- Data entries:
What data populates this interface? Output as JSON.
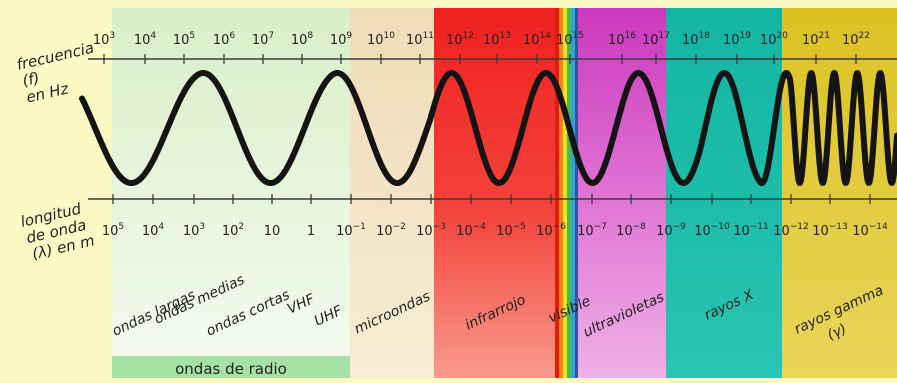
{
  "frequency_axis": {
    "label_lines": [
      "frecuencia",
      "(f)",
      "en Hz"
    ],
    "ticks": [
      {
        "base": "10",
        "exp": "3"
      },
      {
        "base": "10",
        "exp": "4"
      },
      {
        "base": "10",
        "exp": "5"
      },
      {
        "base": "10",
        "exp": "6"
      },
      {
        "base": "10",
        "exp": "7"
      },
      {
        "base": "10",
        "exp": "8"
      },
      {
        "base": "10",
        "exp": "9"
      },
      {
        "base": "10",
        "exp": "10"
      },
      {
        "base": "10",
        "exp": "11"
      },
      {
        "base": "10",
        "exp": "12"
      },
      {
        "base": "10",
        "exp": "13"
      },
      {
        "base": "10",
        "exp": "14"
      },
      {
        "base": "10",
        "exp": "15"
      },
      {
        "base": "10",
        "exp": "16"
      },
      {
        "base": "10",
        "exp": "17"
      },
      {
        "base": "10",
        "exp": "18"
      },
      {
        "base": "10",
        "exp": "19"
      },
      {
        "base": "10",
        "exp": "20"
      },
      {
        "base": "10",
        "exp": "21"
      },
      {
        "base": "10",
        "exp": "22"
      }
    ]
  },
  "wavelength_axis": {
    "label_lines": [
      "longitud",
      "de onda",
      "(λ) en m"
    ],
    "ticks": [
      {
        "base": "10",
        "exp": "5"
      },
      {
        "base": "10",
        "exp": "4"
      },
      {
        "base": "10",
        "exp": "3"
      },
      {
        "base": "10",
        "exp": "2"
      },
      {
        "base": "10",
        "exp": ""
      },
      {
        "base": "1",
        "exp": ""
      },
      {
        "base": "10",
        "exp": "−1"
      },
      {
        "base": "10",
        "exp": "−2"
      },
      {
        "base": "10",
        "exp": "−3"
      },
      {
        "base": "10",
        "exp": "−4"
      },
      {
        "base": "10",
        "exp": "−5"
      },
      {
        "base": "10",
        "exp": "−6"
      },
      {
        "base": "10",
        "exp": "−7"
      },
      {
        "base": "10",
        "exp": "−8"
      },
      {
        "base": "10",
        "exp": "−9"
      },
      {
        "base": "10",
        "exp": "−10"
      },
      {
        "base": "10",
        "exp": "−11"
      },
      {
        "base": "10",
        "exp": "−12"
      },
      {
        "base": "10",
        "exp": "−13"
      },
      {
        "base": "10",
        "exp": "−14"
      }
    ]
  },
  "bands": [
    {
      "name": "ondas-largas",
      "lines": [
        "ondas largas"
      ]
    },
    {
      "name": "ondas-medias",
      "lines": [
        "ondas medias"
      ]
    },
    {
      "name": "ondas-cortas",
      "lines": [
        "ondas cortas"
      ]
    },
    {
      "name": "vhf",
      "lines": [
        "VHF"
      ]
    },
    {
      "name": "uhf",
      "lines": [
        "UHF"
      ]
    },
    {
      "name": "microondas",
      "lines": [
        "microondas"
      ]
    },
    {
      "name": "infrarrojo",
      "lines": [
        "infrarrojo"
      ]
    },
    {
      "name": "visible",
      "lines": [
        "visible"
      ]
    },
    {
      "name": "ultravioletas",
      "lines": [
        "ultravioletas"
      ]
    },
    {
      "name": "rayos-x",
      "lines": [
        "rayos X"
      ]
    },
    {
      "name": "rayos-gamma",
      "lines": [
        "rayos gamma",
        "(γ)"
      ]
    }
  ],
  "group_label": "ondas de radio",
  "colors": {
    "background": "#fdf9c4",
    "radio": "#e3f5d8",
    "radio_group": "#a6e2a5",
    "microwave": "#eed9b4",
    "infrared": "#ef2a2b",
    "ultraviolet": "#d23fc0",
    "xray": "#15b9a7",
    "gamma": "#dcc325",
    "wave": "#141414"
  }
}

- Instructions to follow: Copy out the listing exactly as it stands, but not the pictures.

- Answer in full:
What data populates this interface? Output as JSON.
{
  "frequency_axis": {
    "label_lines": [
      "frecuencia",
      "(f)",
      "en Hz"
    ],
    "ticks": [
      {
        "base": "10",
        "exp": "3"
      },
      {
        "base": "10",
        "exp": "4"
      },
      {
        "base": "10",
        "exp": "5"
      },
      {
        "base": "10",
        "exp": "6"
      },
      {
        "base": "10",
        "exp": "7"
      },
      {
        "base": "10",
        "exp": "8"
      },
      {
        "base": "10",
        "exp": "9"
      },
      {
        "base": "10",
        "exp": "10"
      },
      {
        "base": "10",
        "exp": "11"
      },
      {
        "base": "10",
        "exp": "12"
      },
      {
        "base": "10",
        "exp": "13"
      },
      {
        "base": "10",
        "exp": "14"
      },
      {
        "base": "10",
        "exp": "15"
      },
      {
        "base": "10",
        "exp": "16"
      },
      {
        "base": "10",
        "exp": "17"
      },
      {
        "base": "10",
        "exp": "18"
      },
      {
        "base": "10",
        "exp": "19"
      },
      {
        "base": "10",
        "exp": "20"
      },
      {
        "base": "10",
        "exp": "21"
      },
      {
        "base": "10",
        "exp": "22"
      }
    ]
  },
  "wavelength_axis": {
    "label_lines": [
      "longitud",
      "de onda",
      "(λ) en m"
    ],
    "ticks": [
      {
        "base": "10",
        "exp": "5"
      },
      {
        "base": "10",
        "exp": "4"
      },
      {
        "base": "10",
        "exp": "3"
      },
      {
        "base": "10",
        "exp": "2"
      },
      {
        "base": "10",
        "exp": ""
      },
      {
        "base": "1",
        "exp": ""
      },
      {
        "base": "10",
        "exp": "−1"
      },
      {
        "base": "10",
        "exp": "−2"
      },
      {
        "base": "10",
        "exp": "−3"
      },
      {
        "base": "10",
        "exp": "−4"
      },
      {
        "base": "10",
        "exp": "−5"
      },
      {
        "base": "10",
        "exp": "−6"
      },
      {
        "base": "10",
        "exp": "−7"
      },
      {
        "base": "10",
        "exp": "−8"
      },
      {
        "base": "10",
        "exp": "−9"
      },
      {
        "base": "10",
        "exp": "−10"
      },
      {
        "base": "10",
        "exp": "−11"
      },
      {
        "base": "10",
        "exp": "−12"
      },
      {
        "base": "10",
        "exp": "−13"
      },
      {
        "base": "10",
        "exp": "−14"
      }
    ]
  },
  "bands": [
    {
      "name": "ondas-largas",
      "lines": [
        "ondas largas"
      ]
    },
    {
      "name": "ondas-medias",
      "lines": [
        "ondas medias"
      ]
    },
    {
      "name": "ondas-cortas",
      "lines": [
        "ondas cortas"
      ]
    },
    {
      "name": "vhf",
      "lines": [
        "VHF"
      ]
    },
    {
      "name": "uhf",
      "lines": [
        "UHF"
      ]
    },
    {
      "name": "microondas",
      "lines": [
        "microondas"
      ]
    },
    {
      "name": "infrarrojo",
      "lines": [
        "infrarrojo"
      ]
    },
    {
      "name": "visible",
      "lines": [
        "visible"
      ]
    },
    {
      "name": "ultravioletas",
      "lines": [
        "ultravioletas"
      ]
    },
    {
      "name": "rayos-x",
      "lines": [
        "rayos X"
      ]
    },
    {
      "name": "rayos-gamma",
      "lines": [
        "rayos gamma",
        "(γ)"
      ]
    }
  ],
  "group_label": "ondas de radio",
  "colors": {
    "background": "#fdf9c4",
    "radio": "#e3f5d8",
    "radio_group": "#a6e2a5",
    "microwave": "#eed9b4",
    "infrared": "#ef2a2b",
    "ultraviolet": "#d23fc0",
    "xray": "#15b9a7",
    "gamma": "#dcc325",
    "wave": "#141414"
  }
}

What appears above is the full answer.